Start of EXTRACTED INFORMATION
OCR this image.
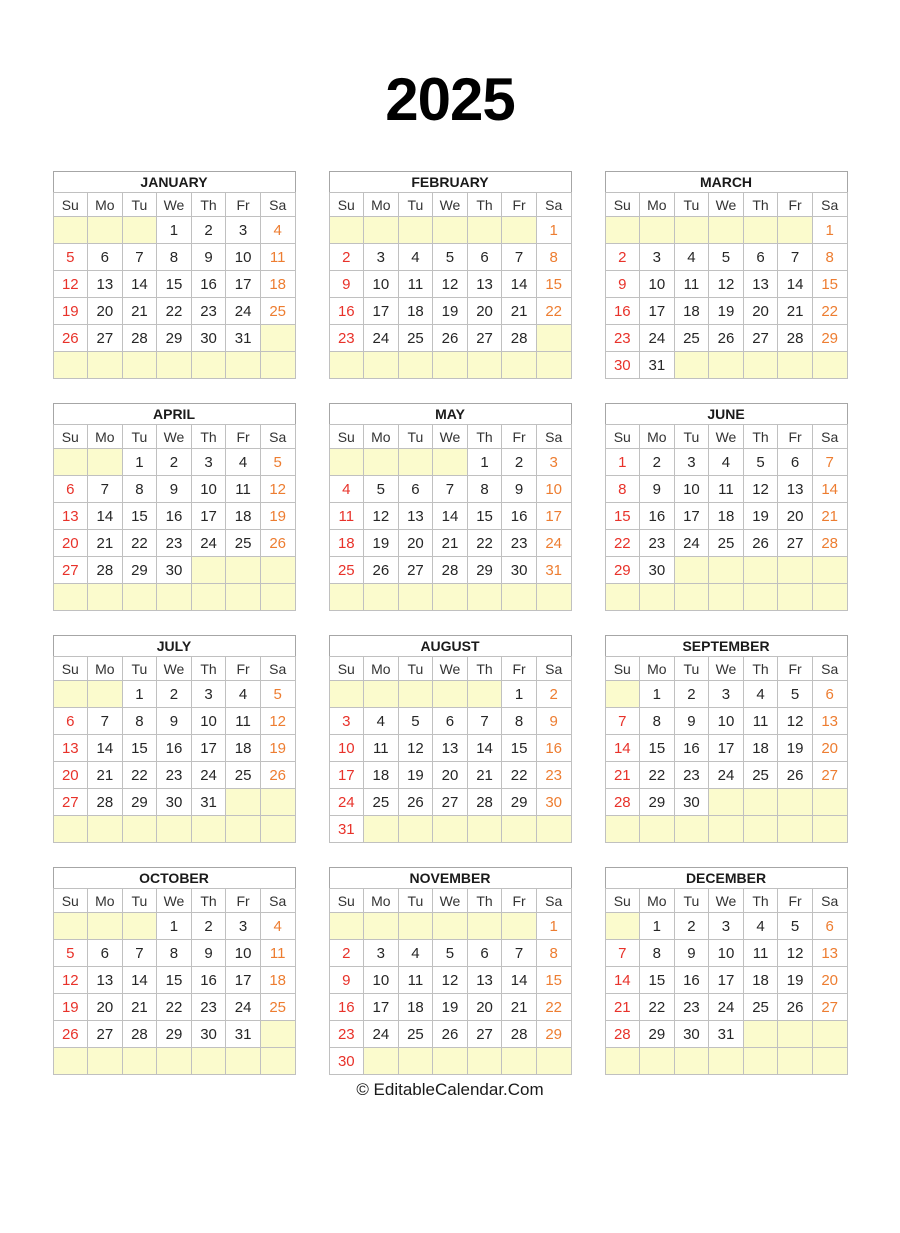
2025
JANUARY
Su	Mo	Tu	We	Th	Fr	Sa
			1	2	3	4
5	6	7	8	9	10	11
12	13	14	15	16	17	18
19	20	21	22	23	24	25
26	27	28	29	30	31	

FEBRUARY
Su	Mo	Tu	We	Th	Fr	Sa
						1
2	3	4	5	6	7	8
9	10	11	12	13	14	15
16	17	18	19	20	21	22
23	24	25	26	27	28	

MARCH
Su	Mo	Tu	We	Th	Fr	Sa
						1
2	3	4	5	6	7	8
9	10	11	12	13	14	15
16	17	18	19	20	21	22
23	24	25	26	27	28	29
30	31					
APRIL
Su	Mo	Tu	We	Th	Fr	Sa
		1	2	3	4	5
6	7	8	9	10	11	12
13	14	15	16	17	18	19
20	21	22	23	24	25	26
27	28	29	30			

MAY
Su	Mo	Tu	We	Th	Fr	Sa
				1	2	3
4	5	6	7	8	9	10
11	12	13	14	15	16	17
18	19	20	21	22	23	24
25	26	27	28	29	30	31

JUNE
Su	Mo	Tu	We	Th	Fr	Sa
1	2	3	4	5	6	7
8	9	10	11	12	13	14
15	16	17	18	19	20	21
22	23	24	25	26	27	28
29	30					

JULY
Su	Mo	Tu	We	Th	Fr	Sa
		1	2	3	4	5
6	7	8	9	10	11	12
13	14	15	16	17	18	19
20	21	22	23	24	25	26
27	28	29	30	31		

AUGUST
Su	Mo	Tu	We	Th	Fr	Sa
					1	2
3	4	5	6	7	8	9
10	11	12	13	14	15	16
17	18	19	20	21	22	23
24	25	26	27	28	29	30
31						
SEPTEMBER
Su	Mo	Tu	We	Th	Fr	Sa
	1	2	3	4	5	6
7	8	9	10	11	12	13
14	15	16	17	18	19	20
21	22	23	24	25	26	27
28	29	30				

OCTOBER
Su	Mo	Tu	We	Th	Fr	Sa
			1	2	3	4
5	6	7	8	9	10	11
12	13	14	15	16	17	18
19	20	21	22	23	24	25
26	27	28	29	30	31	

NOVEMBER
Su	Mo	Tu	We	Th	Fr	Sa
						1
2	3	4	5	6	7	8
9	10	11	12	13	14	15
16	17	18	19	20	21	22
23	24	25	26	27	28	29
30						
DECEMBER
Su	Mo	Tu	We	Th	Fr	Sa
	1	2	3	4	5	6
7	8	9	10	11	12	13
14	15	16	17	18	19	20
21	22	23	24	25	26	27
28	29	30	31			

© EditableCalendar.Com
End of EXTRACTED INFORMATION
Copy out the whole listing exactly, and don't carry over any pictures.

• _REPLY_:
OCR this image.
2025
JANUARY
Su	Mo	Tu	We	Th	Fr	Sa
			1	2	3	4
5	6	7	8	9	10	11
12	13	14	15	16	17	18
19	20	21	22	23	24	25
26	27	28	29	30	31	

FEBRUARY
Su	Mo	Tu	We	Th	Fr	Sa
						1
2	3	4	5	6	7	8
9	10	11	12	13	14	15
16	17	18	19	20	21	22
23	24	25	26	27	28	

MARCH
Su	Mo	Tu	We	Th	Fr	Sa
						1
2	3	4	5	6	7	8
9	10	11	12	13	14	15
16	17	18	19	20	21	22
23	24	25	26	27	28	29
30	31					
APRIL
Su	Mo	Tu	We	Th	Fr	Sa
		1	2	3	4	5
6	7	8	9	10	11	12
13	14	15	16	17	18	19
20	21	22	23	24	25	26
27	28	29	30			

MAY
Su	Mo	Tu	We	Th	Fr	Sa
				1	2	3
4	5	6	7	8	9	10
11	12	13	14	15	16	17
18	19	20	21	22	23	24
25	26	27	28	29	30	31

JUNE
Su	Mo	Tu	We	Th	Fr	Sa
1	2	3	4	5	6	7
8	9	10	11	12	13	14
15	16	17	18	19	20	21
22	23	24	25	26	27	28
29	30					

JULY
Su	Mo	Tu	We	Th	Fr	Sa
		1	2	3	4	5
6	7	8	9	10	11	12
13	14	15	16	17	18	19
20	21	22	23	24	25	26
27	28	29	30	31		

AUGUST
Su	Mo	Tu	We	Th	Fr	Sa
					1	2
3	4	5	6	7	8	9
10	11	12	13	14	15	16
17	18	19	20	21	22	23
24	25	26	27	28	29	30
31						
SEPTEMBER
Su	Mo	Tu	We	Th	Fr	Sa
	1	2	3	4	5	6
7	8	9	10	11	12	13
14	15	16	17	18	19	20
21	22	23	24	25	26	27
28	29	30				

OCTOBER
Su	Mo	Tu	We	Th	Fr	Sa
			1	2	3	4
5	6	7	8	9	10	11
12	13	14	15	16	17	18
19	20	21	22	23	24	25
26	27	28	29	30	31	

NOVEMBER
Su	Mo	Tu	We	Th	Fr	Sa
						1
2	3	4	5	6	7	8
9	10	11	12	13	14	15
16	17	18	19	20	21	22
23	24	25	26	27	28	29
30						
DECEMBER
Su	Mo	Tu	We	Th	Fr	Sa
	1	2	3	4	5	6
7	8	9	10	11	12	13
14	15	16	17	18	19	20
21	22	23	24	25	26	27
28	29	30	31			

© EditableCalendar.Com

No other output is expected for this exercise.